===== DATASET =====

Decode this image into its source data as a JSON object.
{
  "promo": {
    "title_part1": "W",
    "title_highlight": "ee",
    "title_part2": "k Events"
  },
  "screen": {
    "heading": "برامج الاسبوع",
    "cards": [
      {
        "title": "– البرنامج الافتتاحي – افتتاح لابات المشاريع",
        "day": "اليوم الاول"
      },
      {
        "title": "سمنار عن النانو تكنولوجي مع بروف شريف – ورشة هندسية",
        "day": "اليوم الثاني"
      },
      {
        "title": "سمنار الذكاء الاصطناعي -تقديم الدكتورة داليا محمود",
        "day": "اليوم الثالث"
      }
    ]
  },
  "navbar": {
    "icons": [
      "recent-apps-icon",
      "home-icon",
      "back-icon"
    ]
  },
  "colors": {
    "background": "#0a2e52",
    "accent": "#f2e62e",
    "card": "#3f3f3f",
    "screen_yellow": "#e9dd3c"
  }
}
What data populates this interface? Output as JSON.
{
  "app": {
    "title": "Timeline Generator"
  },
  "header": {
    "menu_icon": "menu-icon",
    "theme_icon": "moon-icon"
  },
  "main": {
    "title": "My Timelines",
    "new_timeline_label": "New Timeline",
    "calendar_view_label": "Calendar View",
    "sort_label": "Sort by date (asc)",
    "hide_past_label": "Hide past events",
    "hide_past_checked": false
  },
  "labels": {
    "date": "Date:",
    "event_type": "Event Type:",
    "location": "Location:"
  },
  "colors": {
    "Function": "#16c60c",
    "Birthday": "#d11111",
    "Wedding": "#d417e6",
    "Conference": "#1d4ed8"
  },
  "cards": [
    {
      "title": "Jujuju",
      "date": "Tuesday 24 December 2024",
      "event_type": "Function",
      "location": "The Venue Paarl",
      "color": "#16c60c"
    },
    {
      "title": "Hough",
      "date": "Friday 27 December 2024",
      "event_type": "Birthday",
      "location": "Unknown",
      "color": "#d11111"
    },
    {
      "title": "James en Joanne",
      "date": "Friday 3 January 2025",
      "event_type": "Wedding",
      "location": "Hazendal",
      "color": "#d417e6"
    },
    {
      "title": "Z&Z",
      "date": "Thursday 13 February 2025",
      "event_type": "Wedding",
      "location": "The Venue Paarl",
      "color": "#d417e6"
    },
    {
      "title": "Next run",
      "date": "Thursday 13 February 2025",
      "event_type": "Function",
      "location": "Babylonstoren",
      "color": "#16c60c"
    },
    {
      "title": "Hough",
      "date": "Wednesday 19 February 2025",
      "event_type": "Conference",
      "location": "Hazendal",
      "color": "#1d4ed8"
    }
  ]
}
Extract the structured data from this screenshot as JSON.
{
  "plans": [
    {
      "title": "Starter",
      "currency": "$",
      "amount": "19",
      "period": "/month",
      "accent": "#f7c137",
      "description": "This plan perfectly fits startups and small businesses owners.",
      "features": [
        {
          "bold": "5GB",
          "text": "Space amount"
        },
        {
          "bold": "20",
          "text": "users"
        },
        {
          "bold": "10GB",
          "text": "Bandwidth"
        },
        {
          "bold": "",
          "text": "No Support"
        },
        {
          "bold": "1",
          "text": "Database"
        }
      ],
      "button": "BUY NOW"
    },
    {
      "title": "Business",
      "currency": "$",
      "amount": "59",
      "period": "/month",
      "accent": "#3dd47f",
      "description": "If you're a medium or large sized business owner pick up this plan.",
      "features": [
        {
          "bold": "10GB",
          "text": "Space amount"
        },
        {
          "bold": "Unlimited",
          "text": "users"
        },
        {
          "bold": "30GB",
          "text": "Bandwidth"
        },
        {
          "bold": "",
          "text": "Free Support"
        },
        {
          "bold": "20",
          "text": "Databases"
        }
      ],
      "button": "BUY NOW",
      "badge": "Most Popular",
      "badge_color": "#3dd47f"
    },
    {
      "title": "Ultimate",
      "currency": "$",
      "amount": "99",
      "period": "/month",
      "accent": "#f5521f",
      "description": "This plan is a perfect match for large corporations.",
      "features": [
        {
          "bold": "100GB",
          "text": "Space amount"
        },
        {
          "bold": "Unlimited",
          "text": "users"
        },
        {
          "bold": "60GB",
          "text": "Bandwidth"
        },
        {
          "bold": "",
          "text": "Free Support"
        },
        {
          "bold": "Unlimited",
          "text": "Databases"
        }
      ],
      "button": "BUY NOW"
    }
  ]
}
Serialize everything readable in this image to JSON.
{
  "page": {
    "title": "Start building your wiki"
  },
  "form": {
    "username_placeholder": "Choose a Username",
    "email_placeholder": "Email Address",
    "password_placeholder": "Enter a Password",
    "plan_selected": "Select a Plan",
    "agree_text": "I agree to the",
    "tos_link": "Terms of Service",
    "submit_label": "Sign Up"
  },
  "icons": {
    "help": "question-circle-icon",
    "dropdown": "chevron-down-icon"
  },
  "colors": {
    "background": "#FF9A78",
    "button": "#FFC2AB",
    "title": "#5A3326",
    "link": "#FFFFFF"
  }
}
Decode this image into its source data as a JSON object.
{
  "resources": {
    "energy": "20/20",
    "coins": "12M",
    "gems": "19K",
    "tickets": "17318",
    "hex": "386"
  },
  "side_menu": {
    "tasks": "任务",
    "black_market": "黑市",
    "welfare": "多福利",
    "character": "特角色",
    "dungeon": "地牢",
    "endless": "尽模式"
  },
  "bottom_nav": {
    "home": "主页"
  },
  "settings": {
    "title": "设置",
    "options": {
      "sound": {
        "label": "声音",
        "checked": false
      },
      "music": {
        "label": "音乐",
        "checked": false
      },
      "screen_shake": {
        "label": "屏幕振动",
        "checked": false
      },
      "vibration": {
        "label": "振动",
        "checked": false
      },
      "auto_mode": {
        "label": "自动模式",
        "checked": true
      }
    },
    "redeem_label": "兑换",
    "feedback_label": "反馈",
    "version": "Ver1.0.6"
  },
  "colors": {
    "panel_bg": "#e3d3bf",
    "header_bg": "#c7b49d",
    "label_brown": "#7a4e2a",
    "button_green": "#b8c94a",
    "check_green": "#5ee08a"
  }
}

=====

■ **INSTRUCTION**
Could you quote the material above in full, exactly as it stands?

■ **FINISHED ANSWER**
Decode this image into its source data as a JSON object.
{
  "promo": {
    "title_part1": "W",
    "title_highlight": "ee",
    "title_part2": "k Events"
  },
  "screen": {
    "heading": "برامج الاسبوع",
    "cards": [
      {
        "title": "– البرنامج الافتتاحي – افتتاح لابات المشاريع",
        "day": "اليوم الاول"
      },
      {
        "title": "سمنار عن النانو تكنولوجي مع بروف شريف – ورشة هندسية",
        "day": "اليوم الثاني"
      },
      {
        "title": "سمنار الذكاء الاصطناعي -تقديم الدكتورة داليا محمود",
        "day": "اليوم الثالث"
      }
    ]
  },
  "navbar": {
    "icons": [
      "recent-apps-icon",
      "home-icon",
      "back-icon"
    ]
  },
  "colors": {
    "background": "#0a2e52",
    "accent": "#f2e62e",
    "card": "#3f3f3f",
    "screen_yellow": "#e9dd3c"
  }
}
What data populates this interface? Output as JSON.
{
  "app": {
    "title": "Timeline Generator"
  },
  "header": {
    "menu_icon": "menu-icon",
    "theme_icon": "moon-icon"
  },
  "main": {
    "title": "My Timelines",
    "new_timeline_label": "New Timeline",
    "calendar_view_label": "Calendar View",
    "sort_label": "Sort by date (asc)",
    "hide_past_label": "Hide past events",
    "hide_past_checked": false
  },
  "labels": {
    "date": "Date:",
    "event_type": "Event Type:",
    "location": "Location:"
  },
  "colors": {
    "Function": "#16c60c",
    "Birthday": "#d11111",
    "Wedding": "#d417e6",
    "Conference": "#1d4ed8"
  },
  "cards": [
    {
      "title": "Jujuju",
      "date": "Tuesday 24 December 2024",
      "event_type": "Function",
      "location": "The Venue Paarl",
      "color": "#16c60c"
    },
    {
      "title": "Hough",
      "date": "Friday 27 December 2024",
      "event_type": "Birthday",
      "location": "Unknown",
      "color": "#d11111"
    },
    {
      "title": "James en Joanne",
      "date": "Friday 3 January 2025",
      "event_type": "Wedding",
      "location": "Hazendal",
      "color": "#d417e6"
    },
    {
      "title": "Z&Z",
      "date": "Thursday 13 February 2025",
      "event_type": "Wedding",
      "location": "The Venue Paarl",
      "color": "#d417e6"
    },
    {
      "title": "Next run",
      "date": "Thursday 13 February 2025",
      "event_type": "Function",
      "location": "Babylonstoren",
      "color": "#16c60c"
    },
    {
      "title": "Hough",
      "date": "Wednesday 19 February 2025",
      "event_type": "Conference",
      "location": "Hazendal",
      "color": "#1d4ed8"
    }
  ]
}
Extract the structured data from this screenshot as JSON.
{
  "plans": [
    {
      "title": "Starter",
      "currency": "$",
      "amount": "19",
      "period": "/month",
      "accent": "#f7c137",
      "description": "This plan perfectly fits startups and small businesses owners.",
      "features": [
        {
          "bold": "5GB",
          "text": "Space amount"
        },
        {
          "bold": "20",
          "text": "users"
        },
        {
          "bold": "10GB",
          "text": "Bandwidth"
        },
        {
          "bold": "",
          "text": "No Support"
        },
        {
          "bold": "1",
          "text": "Database"
        }
      ],
      "button": "BUY NOW"
    },
    {
      "title": "Business",
      "currency": "$",
      "amount": "59",
      "period": "/month",
      "accent": "#3dd47f",
      "description": "If you're a medium or large sized business owner pick up this plan.",
      "features": [
        {
          "bold": "10GB",
          "text": "Space amount"
        },
        {
          "bold": "Unlimited",
          "text": "users"
        },
        {
          "bold": "30GB",
          "text": "Bandwidth"
        },
        {
          "bold": "",
          "text": "Free Support"
        },
        {
          "bold": "20",
          "text": "Databases"
        }
      ],
      "button": "BUY NOW",
      "badge": "Most Popular",
      "badge_color": "#3dd47f"
    },
    {
      "title": "Ultimate",
      "currency": "$",
      "amount": "99",
      "period": "/month",
      "accent": "#f5521f",
      "description": "This plan is a perfect match for large corporations.",
      "features": [
        {
          "bold": "100GB",
          "text": "Space amount"
        },
        {
          "bold": "Unlimited",
          "text": "users"
        },
        {
          "bold": "60GB",
          "text": "Bandwidth"
        },
        {
          "bold": "",
          "text": "Free Support"
        },
        {
          "bold": "Unlimited",
          "text": "Databases"
        }
      ],
      "button": "BUY NOW"
    }
  ]
}
Serialize everything readable in this image to JSON.
{
  "page": {
    "title": "Start building your wiki"
  },
  "form": {
    "username_placeholder": "Choose a Username",
    "email_placeholder": "Email Address",
    "password_placeholder": "Enter a Password",
    "plan_selected": "Select a Plan",
    "agree_text": "I agree to the",
    "tos_link": "Terms of Service",
    "submit_label": "Sign Up"
  },
  "icons": {
    "help": "question-circle-icon",
    "dropdown": "chevron-down-icon"
  },
  "colors": {
    "background": "#FF9A78",
    "button": "#FFC2AB",
    "title": "#5A3326",
    "link": "#FFFFFF"
  }
}
Decode this image into its source data as a JSON object.
{
  "resources": {
    "energy": "20/20",
    "coins": "12M",
    "gems": "19K",
    "tickets": "17318",
    "hex": "386"
  },
  "side_menu": {
    "tasks": "任务",
    "black_market": "黑市",
    "welfare": "多福利",
    "character": "特角色",
    "dungeon": "地牢",
    "endless": "尽模式"
  },
  "bottom_nav": {
    "home": "主页"
  },
  "settings": {
    "title": "设置",
    "options": {
      "sound": {
        "label": "声音",
        "checked": false
      },
      "music": {
        "label": "音乐",
        "checked": false
      },
      "screen_shake": {
        "label": "屏幕振动",
        "checked": false
      },
      "vibration": {
        "label": "振动",
        "checked": false
      },
      "auto_mode": {
        "label": "自动模式",
        "checked": true
      }
    },
    "redeem_label": "兑换",
    "feedback_label": "反馈",
    "version": "Ver1.0.6"
  },
  "colors": {
    "panel_bg": "#e3d3bf",
    "header_bg": "#c7b49d",
    "label_brown": "#7a4e2a",
    "button_green": "#b8c94a",
    "check_green": "#5ee08a"
  }
}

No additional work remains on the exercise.